* START *

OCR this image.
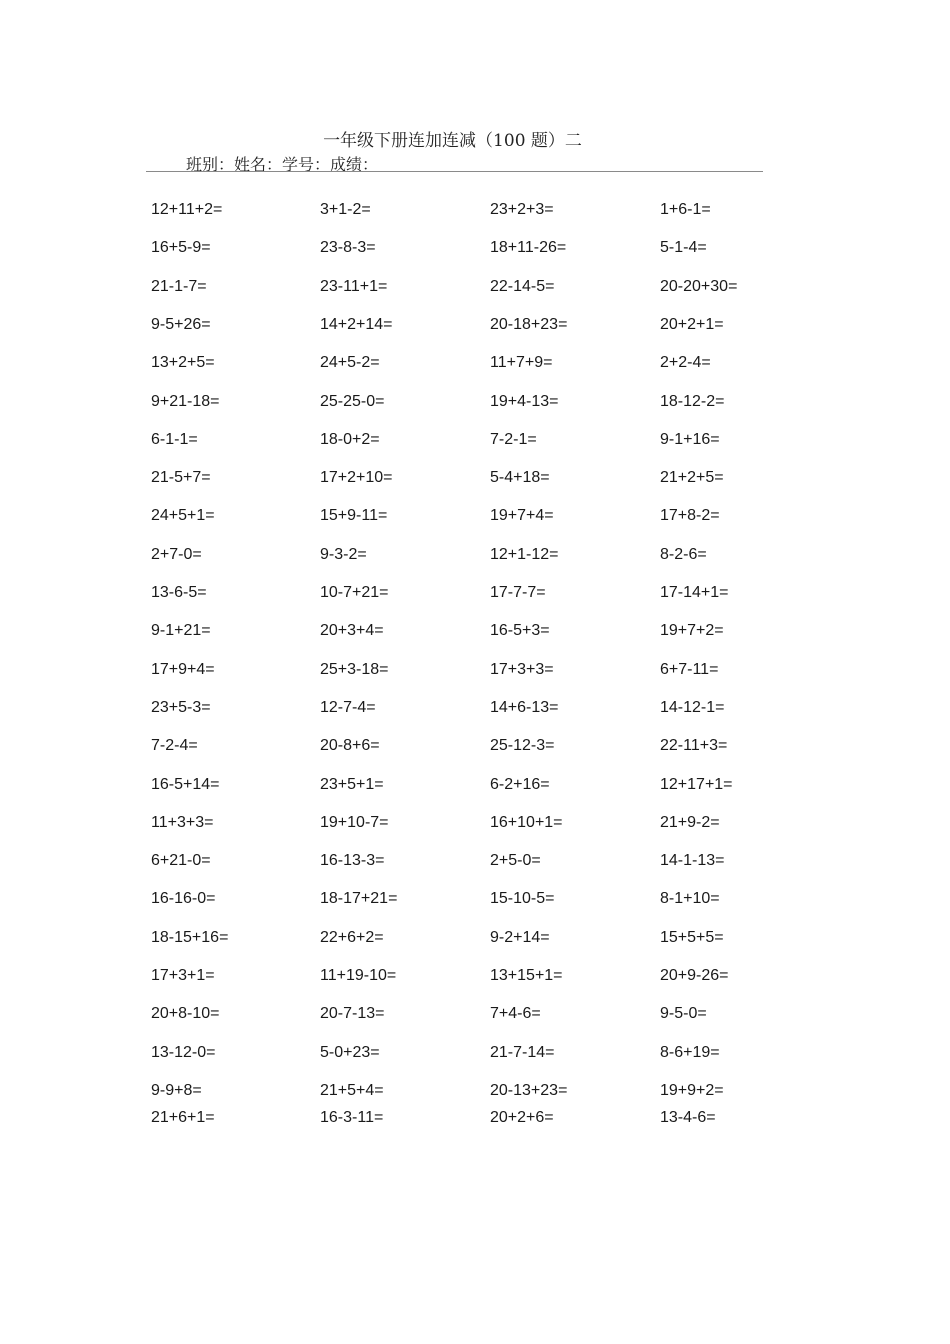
一年级下册连加连减（100 题）二
班别：姓名：学号：成绩：
12+11+2=	3+1-2=	23+2+3=	1+6-1=
16+5-9=	23-8-3=	18+11-26=	5-1-4=
21-1-7=	23-11+1=	22-14-5=	20-20+30=
9-5+26=	14+2+14=	20-18+23=	20+2+1=
13+2+5=	24+5-2=	11+7+9=	2+2-4=
9+21-18=	25-25-0=	19+4-13=	18-12-2=
6-1-1=	18-0+2=	7-2-1=	9-1+16=
21-5+7=	17+2+10=	5-4+18=	21+2+5=
24+5+1=	15+9-11=	19+7+4=	17+8-2=
2+7-0=	9-3-2=	12+1-12=	8-2-6=
13-6-5=	10-7+21=	17-7-7=	17-14+1=
9-1+21=	20+3+4=	16-5+3=	19+7+2=
17+9+4=	25+3-18=	17+3+3=	6+7-11=
23+5-3=	12-7-4=	14+6-13=	14-12-1=
7-2-4=	20-8+6=	25-12-3=	22-11+3=
16-5+14=	23+5+1=	6-2+16=	12+17+1=
11+3+3=	19+10-7=	16+10+1=	21+9-2=
6+21-0=	16-13-3=	2+5-0=	14-1-13=
16-16-0=	18-17+21=	15-10-5=	8-1+10=
18-15+16=	22+6+2=	9-2+14=	15+5+5=
17+3+1=	11+19-10=	13+15+1=	20+9-26=
20+8-10=	20-7-13=	7+4-6=	9-5-0=
13-12-0=	5-0+23=	21-7-14=	8-6+19=
9-9+8=	21+5+4=	20-13+23=	19+9+2=
21+6+1=	16-3-11=	20+2+6=	13-4-6=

* END *

**Instructions to follow:**
Print all the records again exactly; do not include any picture.

**Expected answer:**
OCR this image.
一年级下册连加连减（100 题）二
班别：姓名：学号：成绩：
12+11+2=	3+1-2=	23+2+3=	1+6-1=
16+5-9=	23-8-3=	18+11-26=	5-1-4=
21-1-7=	23-11+1=	22-14-5=	20-20+30=
9-5+26=	14+2+14=	20-18+23=	20+2+1=
13+2+5=	24+5-2=	11+7+9=	2+2-4=
9+21-18=	25-25-0=	19+4-13=	18-12-2=
6-1-1=	18-0+2=	7-2-1=	9-1+16=
21-5+7=	17+2+10=	5-4+18=	21+2+5=
24+5+1=	15+9-11=	19+7+4=	17+8-2=
2+7-0=	9-3-2=	12+1-12=	8-2-6=
13-6-5=	10-7+21=	17-7-7=	17-14+1=
9-1+21=	20+3+4=	16-5+3=	19+7+2=
17+9+4=	25+3-18=	17+3+3=	6+7-11=
23+5-3=	12-7-4=	14+6-13=	14-12-1=
7-2-4=	20-8+6=	25-12-3=	22-11+3=
16-5+14=	23+5+1=	6-2+16=	12+17+1=
11+3+3=	19+10-7=	16+10+1=	21+9-2=
6+21-0=	16-13-3=	2+5-0=	14-1-13=
16-16-0=	18-17+21=	15-10-5=	8-1+10=
18-15+16=	22+6+2=	9-2+14=	15+5+5=
17+3+1=	11+19-10=	13+15+1=	20+9-26=
20+8-10=	20-7-13=	7+4-6=	9-5-0=
13-12-0=	5-0+23=	21-7-14=	8-6+19=
9-9+8=	21+5+4=	20-13+23=	19+9+2=
21+6+1=	16-3-11=	20+2+6=	13-4-6=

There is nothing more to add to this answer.